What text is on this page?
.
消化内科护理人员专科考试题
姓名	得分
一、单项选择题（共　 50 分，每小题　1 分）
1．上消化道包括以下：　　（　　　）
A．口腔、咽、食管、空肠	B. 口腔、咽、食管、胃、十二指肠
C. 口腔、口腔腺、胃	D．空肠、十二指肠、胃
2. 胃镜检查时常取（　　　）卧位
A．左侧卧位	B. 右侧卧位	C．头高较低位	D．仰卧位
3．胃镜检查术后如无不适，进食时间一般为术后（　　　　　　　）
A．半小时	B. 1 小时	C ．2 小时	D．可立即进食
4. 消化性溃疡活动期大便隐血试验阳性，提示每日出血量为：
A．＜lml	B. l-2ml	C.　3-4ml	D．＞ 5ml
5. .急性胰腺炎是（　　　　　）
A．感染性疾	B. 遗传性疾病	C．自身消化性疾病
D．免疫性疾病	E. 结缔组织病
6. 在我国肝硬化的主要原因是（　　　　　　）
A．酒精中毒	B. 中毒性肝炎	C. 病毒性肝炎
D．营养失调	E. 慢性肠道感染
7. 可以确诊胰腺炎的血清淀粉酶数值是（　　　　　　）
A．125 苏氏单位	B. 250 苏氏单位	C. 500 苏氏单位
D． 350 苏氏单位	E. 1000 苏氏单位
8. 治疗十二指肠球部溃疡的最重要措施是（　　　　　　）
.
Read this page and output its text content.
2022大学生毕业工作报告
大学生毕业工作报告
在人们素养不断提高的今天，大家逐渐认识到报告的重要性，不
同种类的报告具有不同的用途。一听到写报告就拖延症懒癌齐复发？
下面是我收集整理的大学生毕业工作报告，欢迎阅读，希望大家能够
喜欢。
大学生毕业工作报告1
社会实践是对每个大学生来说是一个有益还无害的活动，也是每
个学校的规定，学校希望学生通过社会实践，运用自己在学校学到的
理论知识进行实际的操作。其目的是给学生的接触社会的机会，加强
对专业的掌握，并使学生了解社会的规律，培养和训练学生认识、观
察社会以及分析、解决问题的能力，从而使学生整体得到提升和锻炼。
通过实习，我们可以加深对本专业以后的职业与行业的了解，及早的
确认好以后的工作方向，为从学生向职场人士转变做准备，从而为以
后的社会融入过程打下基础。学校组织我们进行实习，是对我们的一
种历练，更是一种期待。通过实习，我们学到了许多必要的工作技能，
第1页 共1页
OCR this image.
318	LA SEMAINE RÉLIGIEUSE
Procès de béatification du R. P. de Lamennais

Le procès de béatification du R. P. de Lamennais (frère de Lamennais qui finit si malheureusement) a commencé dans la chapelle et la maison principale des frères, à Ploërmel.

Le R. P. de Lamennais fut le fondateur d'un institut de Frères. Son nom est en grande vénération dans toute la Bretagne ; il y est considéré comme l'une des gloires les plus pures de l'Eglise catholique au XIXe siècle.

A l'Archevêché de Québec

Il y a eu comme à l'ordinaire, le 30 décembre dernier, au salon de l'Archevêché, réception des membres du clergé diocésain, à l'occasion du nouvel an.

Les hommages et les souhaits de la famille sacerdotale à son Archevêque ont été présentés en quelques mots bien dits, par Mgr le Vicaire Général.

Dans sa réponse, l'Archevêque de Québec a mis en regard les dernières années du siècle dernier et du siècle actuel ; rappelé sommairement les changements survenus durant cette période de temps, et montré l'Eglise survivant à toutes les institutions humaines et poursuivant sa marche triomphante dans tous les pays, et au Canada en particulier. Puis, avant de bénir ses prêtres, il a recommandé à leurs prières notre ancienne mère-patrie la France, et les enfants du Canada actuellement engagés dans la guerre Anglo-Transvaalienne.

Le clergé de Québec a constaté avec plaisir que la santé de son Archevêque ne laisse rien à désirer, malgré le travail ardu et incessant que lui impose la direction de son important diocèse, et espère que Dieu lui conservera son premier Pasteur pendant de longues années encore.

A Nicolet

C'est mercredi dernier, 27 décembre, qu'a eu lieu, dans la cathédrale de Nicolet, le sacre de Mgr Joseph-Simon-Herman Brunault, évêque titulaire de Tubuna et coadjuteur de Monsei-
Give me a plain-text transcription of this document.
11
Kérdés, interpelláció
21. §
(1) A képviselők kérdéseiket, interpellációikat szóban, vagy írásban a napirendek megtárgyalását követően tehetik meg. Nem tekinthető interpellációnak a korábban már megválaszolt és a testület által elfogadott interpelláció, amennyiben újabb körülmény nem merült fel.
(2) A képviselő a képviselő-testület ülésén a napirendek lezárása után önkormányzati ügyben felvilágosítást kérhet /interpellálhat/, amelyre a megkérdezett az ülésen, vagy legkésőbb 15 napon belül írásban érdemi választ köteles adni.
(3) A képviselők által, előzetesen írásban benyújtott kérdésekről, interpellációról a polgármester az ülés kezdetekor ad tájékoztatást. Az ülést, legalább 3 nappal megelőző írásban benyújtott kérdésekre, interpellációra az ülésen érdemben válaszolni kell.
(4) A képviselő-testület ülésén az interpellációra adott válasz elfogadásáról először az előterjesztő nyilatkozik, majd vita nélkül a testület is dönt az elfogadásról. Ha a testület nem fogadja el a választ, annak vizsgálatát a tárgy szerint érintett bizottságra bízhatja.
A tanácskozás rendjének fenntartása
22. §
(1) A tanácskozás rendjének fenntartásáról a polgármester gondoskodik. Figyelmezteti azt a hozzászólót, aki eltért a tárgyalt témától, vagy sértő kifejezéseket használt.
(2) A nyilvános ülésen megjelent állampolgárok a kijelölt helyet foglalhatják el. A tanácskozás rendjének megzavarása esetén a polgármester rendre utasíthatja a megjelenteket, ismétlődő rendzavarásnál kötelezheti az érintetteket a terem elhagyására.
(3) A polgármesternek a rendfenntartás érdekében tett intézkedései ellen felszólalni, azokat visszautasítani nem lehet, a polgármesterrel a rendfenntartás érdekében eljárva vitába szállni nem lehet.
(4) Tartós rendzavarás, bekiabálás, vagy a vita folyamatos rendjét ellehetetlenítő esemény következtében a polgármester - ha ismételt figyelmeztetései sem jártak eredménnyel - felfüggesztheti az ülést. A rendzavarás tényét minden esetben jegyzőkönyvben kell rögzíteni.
··········
What you should do | Return each line of the data that contains the string "Archevêché".

Result for this task |
A l'Archevêché de Québec
Il y a eu comme à l'ordinaire, le 30 décembre dernier, au salon de l'Archevêché, réception des membres du clergé diocésain, à l'occasion du nouvel an.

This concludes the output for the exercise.